**Work required:**
Return the lines where the word "grid" occurs.

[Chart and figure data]
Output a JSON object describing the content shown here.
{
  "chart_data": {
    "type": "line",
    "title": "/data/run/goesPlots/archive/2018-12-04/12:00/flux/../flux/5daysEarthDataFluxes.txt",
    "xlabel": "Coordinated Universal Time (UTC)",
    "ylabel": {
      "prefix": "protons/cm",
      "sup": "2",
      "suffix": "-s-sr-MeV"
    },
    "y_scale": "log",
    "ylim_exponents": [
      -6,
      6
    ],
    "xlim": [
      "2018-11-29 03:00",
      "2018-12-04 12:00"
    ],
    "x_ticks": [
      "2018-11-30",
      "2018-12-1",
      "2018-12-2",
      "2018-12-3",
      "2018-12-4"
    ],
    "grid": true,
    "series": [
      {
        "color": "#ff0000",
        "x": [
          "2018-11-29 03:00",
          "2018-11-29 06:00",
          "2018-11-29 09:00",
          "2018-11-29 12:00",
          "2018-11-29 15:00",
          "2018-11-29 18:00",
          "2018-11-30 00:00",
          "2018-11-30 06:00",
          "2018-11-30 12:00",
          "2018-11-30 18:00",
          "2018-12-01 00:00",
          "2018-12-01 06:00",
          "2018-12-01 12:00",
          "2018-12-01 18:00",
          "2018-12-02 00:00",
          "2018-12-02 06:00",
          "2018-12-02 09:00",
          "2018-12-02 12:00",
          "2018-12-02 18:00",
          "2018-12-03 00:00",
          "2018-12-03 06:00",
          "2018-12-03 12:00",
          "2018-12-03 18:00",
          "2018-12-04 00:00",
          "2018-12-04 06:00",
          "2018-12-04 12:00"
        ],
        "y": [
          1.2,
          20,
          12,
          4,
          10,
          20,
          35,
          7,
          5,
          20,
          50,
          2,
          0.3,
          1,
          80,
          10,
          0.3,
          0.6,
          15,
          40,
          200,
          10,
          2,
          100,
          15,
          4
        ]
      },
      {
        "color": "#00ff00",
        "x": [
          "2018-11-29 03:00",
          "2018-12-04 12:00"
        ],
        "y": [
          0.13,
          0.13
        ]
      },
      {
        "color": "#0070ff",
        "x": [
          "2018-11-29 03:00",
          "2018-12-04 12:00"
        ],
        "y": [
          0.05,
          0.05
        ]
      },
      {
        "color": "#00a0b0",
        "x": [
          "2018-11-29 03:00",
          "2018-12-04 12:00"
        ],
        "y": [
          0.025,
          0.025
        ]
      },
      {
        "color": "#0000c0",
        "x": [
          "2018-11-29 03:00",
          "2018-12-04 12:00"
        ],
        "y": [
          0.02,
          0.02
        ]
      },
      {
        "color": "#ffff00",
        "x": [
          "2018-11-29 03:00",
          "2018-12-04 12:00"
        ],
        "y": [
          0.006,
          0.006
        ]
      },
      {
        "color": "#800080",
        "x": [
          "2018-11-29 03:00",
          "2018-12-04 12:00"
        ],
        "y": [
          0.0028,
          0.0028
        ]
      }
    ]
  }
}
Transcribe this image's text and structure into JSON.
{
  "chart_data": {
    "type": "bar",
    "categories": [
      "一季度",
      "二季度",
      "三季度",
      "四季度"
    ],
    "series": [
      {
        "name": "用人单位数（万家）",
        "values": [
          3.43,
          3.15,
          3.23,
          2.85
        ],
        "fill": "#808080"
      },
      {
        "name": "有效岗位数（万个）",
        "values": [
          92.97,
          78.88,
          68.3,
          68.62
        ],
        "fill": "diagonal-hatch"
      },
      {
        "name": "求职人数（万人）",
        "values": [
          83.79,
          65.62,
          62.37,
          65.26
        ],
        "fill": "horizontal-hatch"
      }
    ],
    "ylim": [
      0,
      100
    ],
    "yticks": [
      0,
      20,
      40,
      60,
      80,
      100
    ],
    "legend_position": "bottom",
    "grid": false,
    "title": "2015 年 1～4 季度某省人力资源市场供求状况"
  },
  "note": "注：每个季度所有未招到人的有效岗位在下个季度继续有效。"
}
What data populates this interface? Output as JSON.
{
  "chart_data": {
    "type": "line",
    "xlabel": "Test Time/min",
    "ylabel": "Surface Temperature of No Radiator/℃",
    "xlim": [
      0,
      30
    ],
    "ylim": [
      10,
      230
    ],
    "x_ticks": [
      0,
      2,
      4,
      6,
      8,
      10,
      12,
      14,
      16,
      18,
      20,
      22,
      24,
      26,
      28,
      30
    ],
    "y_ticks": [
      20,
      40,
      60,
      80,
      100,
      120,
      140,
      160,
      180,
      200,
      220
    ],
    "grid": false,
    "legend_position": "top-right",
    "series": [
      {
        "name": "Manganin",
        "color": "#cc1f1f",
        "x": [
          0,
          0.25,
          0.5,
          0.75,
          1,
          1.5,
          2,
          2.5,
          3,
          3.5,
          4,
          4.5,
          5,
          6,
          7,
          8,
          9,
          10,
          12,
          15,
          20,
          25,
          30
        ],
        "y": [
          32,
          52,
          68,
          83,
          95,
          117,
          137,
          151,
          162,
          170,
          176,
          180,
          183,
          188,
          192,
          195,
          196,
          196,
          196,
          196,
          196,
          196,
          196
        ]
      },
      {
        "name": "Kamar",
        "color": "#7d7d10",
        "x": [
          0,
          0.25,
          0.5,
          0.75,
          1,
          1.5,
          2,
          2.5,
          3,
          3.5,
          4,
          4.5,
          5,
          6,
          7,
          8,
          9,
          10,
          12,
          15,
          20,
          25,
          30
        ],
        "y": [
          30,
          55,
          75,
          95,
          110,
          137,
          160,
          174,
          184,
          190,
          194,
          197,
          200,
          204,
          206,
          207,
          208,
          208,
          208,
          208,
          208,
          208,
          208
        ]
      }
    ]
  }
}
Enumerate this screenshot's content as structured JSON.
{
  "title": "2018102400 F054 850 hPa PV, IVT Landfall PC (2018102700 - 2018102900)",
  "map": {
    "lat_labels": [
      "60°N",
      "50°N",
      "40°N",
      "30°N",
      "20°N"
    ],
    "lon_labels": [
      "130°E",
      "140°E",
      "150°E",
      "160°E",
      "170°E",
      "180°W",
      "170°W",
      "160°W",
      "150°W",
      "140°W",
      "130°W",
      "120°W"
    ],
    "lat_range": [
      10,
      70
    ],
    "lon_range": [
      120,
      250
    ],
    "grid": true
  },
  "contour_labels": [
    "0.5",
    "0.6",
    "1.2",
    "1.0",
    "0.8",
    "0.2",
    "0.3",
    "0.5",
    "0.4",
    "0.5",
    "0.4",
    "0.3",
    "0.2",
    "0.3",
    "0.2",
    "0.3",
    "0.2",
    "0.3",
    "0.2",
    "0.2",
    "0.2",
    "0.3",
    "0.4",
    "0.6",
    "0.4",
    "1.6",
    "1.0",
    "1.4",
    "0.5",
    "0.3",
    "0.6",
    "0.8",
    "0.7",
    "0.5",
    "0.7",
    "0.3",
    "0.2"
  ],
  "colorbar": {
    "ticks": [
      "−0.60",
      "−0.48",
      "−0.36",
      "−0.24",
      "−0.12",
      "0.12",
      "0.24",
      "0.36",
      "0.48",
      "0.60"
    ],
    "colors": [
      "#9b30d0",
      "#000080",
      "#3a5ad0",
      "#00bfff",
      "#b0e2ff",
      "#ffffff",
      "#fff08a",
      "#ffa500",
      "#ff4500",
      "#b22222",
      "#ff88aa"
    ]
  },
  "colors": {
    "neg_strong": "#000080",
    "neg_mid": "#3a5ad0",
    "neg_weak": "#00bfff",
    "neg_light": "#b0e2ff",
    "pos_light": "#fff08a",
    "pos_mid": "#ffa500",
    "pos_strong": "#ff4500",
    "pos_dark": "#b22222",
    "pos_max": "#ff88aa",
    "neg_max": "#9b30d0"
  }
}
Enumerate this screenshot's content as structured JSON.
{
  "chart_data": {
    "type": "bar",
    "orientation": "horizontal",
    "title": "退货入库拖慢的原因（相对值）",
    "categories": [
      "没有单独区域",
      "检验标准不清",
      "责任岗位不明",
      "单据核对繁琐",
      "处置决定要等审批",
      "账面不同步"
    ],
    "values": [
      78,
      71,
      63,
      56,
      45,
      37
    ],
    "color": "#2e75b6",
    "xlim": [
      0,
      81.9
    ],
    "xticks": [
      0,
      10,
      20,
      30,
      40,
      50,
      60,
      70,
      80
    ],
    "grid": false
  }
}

**Expected answer:**
    "grid": true,
    "grid": false,
    "grid": false,
    "grid": true
    "grid": false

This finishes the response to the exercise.